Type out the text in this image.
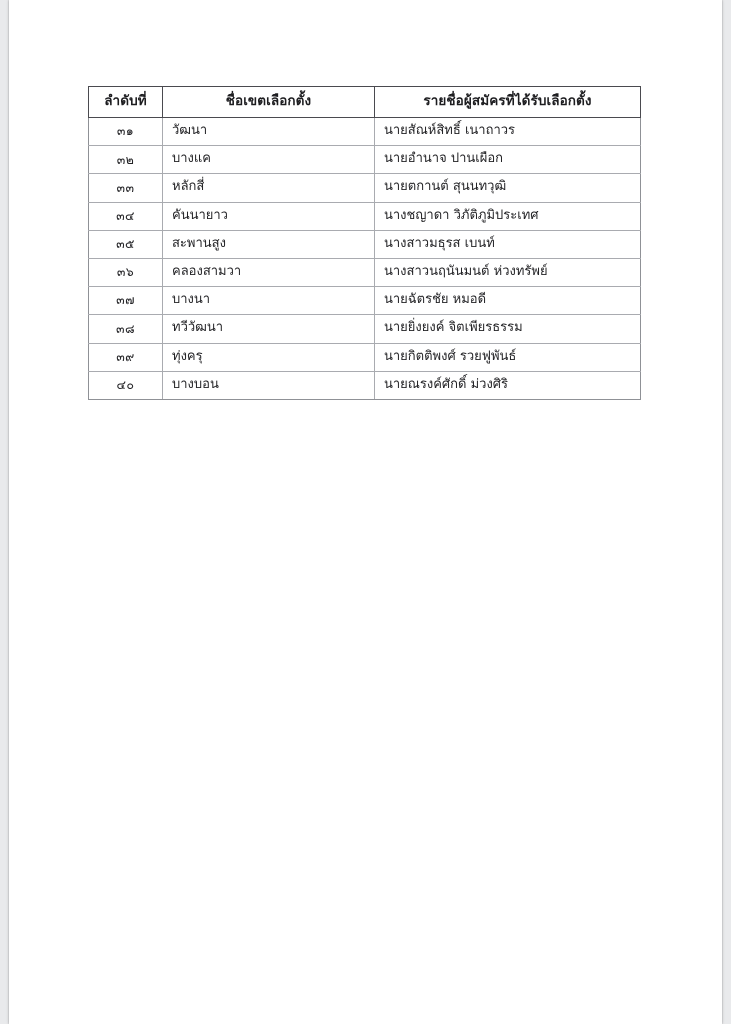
ลำดับที่	ชื่อเขตเลือกตั้ง	รายชื่อผู้สมัครที่ได้รับเลือกตั้ง
๓๑	วัฒนา	นายสัณห์สิทธิ์ เนาถาวร
๓๒	บางแค	นายอำนาจ ปานเผือก
๓๓	หลักสี่	นายตกานต์ สุนนทวุฒิ
๓๔	คันนายาว	นางชญาดา วิภัติภูมิประเทศ
๓๕	สะพานสูง	นางสาวมธุรส เบนท์
๓๖	คลองสามวา	นางสาวนฤนันมนต์ ห่วงทรัพย์
๓๗	บางนา	นายฉัตรชัย หมอดี
๓๘	ทวีวัฒนา	นายยิ่งยงค์ จิตเพียรธรรม
๓๙	ทุ่งครุ	นายกิตติพงศ์ รวยฟูพันธ์
๔๐	บางบอน	นายณรงค์ศักดิ์ ม่วงศิริ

§

▶ Directive:
Your copy should match the entries exactly, minus the pictures.

▶ Result:
Type out the text in this image.
ลำดับที่	ชื่อเขตเลือกตั้ง	รายชื่อผู้สมัครที่ได้รับเลือกตั้ง
๓๑	วัฒนา	นายสัณห์สิทธิ์ เนาถาวร
๓๒	บางแค	นายอำนาจ ปานเผือก
๓๓	หลักสี่	นายตกานต์ สุนนทวุฒิ
๓๔	คันนายาว	นางชญาดา วิภัติภูมิประเทศ
๓๕	สะพานสูง	นางสาวมธุรส เบนท์
๓๖	คลองสามวา	นางสาวนฤนันมนต์ ห่วงทรัพย์
๓๗	บางนา	นายฉัตรชัย หมอดี
๓๘	ทวีวัฒนา	นายยิ่งยงค์ จิตเพียรธรรม
๓๙	ทุ่งครุ	นายกิตติพงศ์ รวยฟูพันธ์
๔๐	บางบอน	นายณรงค์ศักดิ์ ม่วงศิริ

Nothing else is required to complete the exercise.